◆ Work to complete: What is needed is the run of lines from the one with "Output the text content of this document." through the close of the data, set down exactly.

◆ Source data:
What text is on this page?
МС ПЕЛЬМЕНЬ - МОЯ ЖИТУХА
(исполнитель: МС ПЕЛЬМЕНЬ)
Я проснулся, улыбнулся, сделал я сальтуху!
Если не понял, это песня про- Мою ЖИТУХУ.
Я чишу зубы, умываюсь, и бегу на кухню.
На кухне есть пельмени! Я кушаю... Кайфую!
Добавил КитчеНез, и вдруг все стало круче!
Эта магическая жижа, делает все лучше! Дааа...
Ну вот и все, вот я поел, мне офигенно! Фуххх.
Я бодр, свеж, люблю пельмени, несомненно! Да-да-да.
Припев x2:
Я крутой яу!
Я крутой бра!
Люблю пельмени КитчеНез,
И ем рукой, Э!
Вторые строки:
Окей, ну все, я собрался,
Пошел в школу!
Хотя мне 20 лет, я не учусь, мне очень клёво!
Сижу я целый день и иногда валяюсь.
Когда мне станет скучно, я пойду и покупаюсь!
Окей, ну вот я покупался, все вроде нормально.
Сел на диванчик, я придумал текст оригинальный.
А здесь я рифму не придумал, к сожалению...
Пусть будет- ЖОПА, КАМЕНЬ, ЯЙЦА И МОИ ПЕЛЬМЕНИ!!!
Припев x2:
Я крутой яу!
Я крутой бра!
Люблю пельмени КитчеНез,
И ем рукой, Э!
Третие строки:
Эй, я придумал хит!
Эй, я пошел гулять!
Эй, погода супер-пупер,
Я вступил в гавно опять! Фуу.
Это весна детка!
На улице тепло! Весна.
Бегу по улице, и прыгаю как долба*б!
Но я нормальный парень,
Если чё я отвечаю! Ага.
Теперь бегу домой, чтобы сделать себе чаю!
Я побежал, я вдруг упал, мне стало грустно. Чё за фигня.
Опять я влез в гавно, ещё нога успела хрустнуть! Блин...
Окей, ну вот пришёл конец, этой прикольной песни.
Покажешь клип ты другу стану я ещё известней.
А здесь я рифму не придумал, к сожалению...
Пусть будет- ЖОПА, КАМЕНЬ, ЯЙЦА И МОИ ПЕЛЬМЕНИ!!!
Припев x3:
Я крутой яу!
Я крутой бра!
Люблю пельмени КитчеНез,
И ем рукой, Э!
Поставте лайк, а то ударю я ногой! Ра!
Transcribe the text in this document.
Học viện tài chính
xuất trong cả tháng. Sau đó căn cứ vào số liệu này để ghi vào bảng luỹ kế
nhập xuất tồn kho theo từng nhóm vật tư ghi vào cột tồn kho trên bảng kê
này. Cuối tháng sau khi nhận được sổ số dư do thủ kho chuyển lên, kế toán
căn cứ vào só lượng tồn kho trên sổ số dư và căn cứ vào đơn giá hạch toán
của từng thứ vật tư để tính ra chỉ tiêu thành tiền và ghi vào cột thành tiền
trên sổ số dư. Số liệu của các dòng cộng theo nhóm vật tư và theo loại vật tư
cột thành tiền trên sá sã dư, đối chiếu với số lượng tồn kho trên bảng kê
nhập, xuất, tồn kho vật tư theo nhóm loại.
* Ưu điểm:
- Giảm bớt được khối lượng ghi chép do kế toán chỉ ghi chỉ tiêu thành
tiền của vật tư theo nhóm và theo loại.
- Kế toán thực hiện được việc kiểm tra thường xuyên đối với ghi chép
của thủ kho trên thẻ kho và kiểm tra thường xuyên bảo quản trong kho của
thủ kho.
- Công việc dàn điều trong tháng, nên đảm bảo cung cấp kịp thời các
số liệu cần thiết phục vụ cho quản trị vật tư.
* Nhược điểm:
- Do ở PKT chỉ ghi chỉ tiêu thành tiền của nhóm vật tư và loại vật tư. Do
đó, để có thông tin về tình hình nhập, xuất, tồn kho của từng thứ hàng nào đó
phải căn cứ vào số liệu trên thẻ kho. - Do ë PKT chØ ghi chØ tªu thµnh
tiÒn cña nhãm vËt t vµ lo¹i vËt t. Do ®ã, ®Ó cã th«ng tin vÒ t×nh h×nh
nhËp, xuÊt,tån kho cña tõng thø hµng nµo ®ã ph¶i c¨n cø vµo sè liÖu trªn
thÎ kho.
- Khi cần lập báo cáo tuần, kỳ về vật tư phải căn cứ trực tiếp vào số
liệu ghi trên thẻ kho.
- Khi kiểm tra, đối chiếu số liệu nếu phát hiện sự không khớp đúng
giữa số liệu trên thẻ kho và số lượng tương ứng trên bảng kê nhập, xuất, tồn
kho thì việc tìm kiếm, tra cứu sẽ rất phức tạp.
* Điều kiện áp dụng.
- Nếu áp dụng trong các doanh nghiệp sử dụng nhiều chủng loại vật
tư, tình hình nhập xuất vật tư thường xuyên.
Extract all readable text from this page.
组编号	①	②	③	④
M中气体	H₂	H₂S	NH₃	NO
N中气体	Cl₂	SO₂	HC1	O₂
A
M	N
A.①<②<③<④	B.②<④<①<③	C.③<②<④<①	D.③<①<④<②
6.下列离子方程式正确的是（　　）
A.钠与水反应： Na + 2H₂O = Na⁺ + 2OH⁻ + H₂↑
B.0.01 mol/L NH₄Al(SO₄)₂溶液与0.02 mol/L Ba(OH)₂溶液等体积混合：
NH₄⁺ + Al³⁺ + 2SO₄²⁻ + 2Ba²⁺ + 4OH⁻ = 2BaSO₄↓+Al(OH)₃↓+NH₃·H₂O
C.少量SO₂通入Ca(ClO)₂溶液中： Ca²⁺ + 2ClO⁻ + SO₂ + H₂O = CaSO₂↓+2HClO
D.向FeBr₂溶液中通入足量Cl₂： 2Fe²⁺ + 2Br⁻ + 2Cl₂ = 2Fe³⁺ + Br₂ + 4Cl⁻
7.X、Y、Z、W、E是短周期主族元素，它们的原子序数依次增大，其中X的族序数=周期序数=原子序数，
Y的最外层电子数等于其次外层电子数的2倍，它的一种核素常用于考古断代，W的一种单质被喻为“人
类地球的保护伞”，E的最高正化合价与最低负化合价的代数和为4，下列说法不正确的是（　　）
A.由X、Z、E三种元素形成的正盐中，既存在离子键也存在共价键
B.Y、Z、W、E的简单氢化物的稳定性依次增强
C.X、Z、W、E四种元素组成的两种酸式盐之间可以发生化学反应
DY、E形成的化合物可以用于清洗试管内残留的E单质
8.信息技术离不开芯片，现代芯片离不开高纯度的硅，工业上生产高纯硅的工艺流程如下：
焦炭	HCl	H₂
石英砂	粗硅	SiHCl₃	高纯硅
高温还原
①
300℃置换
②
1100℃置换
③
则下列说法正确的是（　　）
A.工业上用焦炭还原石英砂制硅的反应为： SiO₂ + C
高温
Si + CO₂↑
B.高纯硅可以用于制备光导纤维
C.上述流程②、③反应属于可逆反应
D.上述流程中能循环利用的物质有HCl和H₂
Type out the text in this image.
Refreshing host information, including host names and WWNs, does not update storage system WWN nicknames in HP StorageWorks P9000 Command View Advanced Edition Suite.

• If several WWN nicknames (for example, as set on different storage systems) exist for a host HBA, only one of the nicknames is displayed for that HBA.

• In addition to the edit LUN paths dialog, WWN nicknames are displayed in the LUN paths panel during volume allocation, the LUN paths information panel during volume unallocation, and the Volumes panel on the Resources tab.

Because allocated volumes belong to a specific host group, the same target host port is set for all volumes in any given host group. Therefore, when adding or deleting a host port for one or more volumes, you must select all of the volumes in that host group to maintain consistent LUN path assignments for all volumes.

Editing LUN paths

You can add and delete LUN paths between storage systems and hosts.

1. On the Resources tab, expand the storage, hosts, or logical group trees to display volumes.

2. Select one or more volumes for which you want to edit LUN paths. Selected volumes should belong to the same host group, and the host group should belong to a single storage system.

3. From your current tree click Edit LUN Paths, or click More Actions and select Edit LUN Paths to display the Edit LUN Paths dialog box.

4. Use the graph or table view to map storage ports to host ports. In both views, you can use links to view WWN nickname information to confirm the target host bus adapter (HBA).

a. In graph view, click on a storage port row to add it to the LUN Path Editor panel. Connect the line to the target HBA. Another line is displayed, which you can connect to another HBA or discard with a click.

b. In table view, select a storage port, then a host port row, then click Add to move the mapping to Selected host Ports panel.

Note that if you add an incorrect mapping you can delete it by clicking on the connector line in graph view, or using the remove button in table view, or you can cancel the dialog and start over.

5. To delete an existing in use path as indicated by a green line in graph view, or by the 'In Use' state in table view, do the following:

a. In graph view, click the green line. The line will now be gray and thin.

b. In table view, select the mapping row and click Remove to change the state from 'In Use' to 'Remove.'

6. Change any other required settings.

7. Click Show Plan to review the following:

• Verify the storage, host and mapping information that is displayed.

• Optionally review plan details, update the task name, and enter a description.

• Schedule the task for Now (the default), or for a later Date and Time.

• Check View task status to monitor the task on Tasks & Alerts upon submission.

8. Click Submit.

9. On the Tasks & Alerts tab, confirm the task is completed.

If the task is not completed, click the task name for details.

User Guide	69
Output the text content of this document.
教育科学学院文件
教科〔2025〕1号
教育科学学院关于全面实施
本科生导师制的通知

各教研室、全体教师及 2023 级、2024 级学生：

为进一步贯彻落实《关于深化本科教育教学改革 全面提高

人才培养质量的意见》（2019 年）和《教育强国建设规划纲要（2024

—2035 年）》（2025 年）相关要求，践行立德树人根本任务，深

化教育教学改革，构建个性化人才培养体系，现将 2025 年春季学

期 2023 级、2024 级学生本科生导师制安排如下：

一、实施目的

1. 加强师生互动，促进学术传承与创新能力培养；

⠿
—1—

◆ Result for this exercise:
Output the text content of this document.
教育科学学院文件
教科〔2025〕1号
教育科学学院关于全面实施
本科生导师制的通知

各教研室、全体教师及 2023 级、2024 级学生：

为进一步贯彻落实《关于深化本科教育教学改革 全面提高

人才培养质量的意见》（2019 年）和《教育强国建设规划纲要（2024

—2035 年）》（2025 年）相关要求，践行立德树人根本任务，深

化教育教学改革，构建个性化人才培养体系，现将 2025 年春季学

期 2023 级、2024 级学生本科生导师制安排如下：

一、实施目的

1. 加强师生互动，促进学术传承与创新能力培养；

⠿
—1—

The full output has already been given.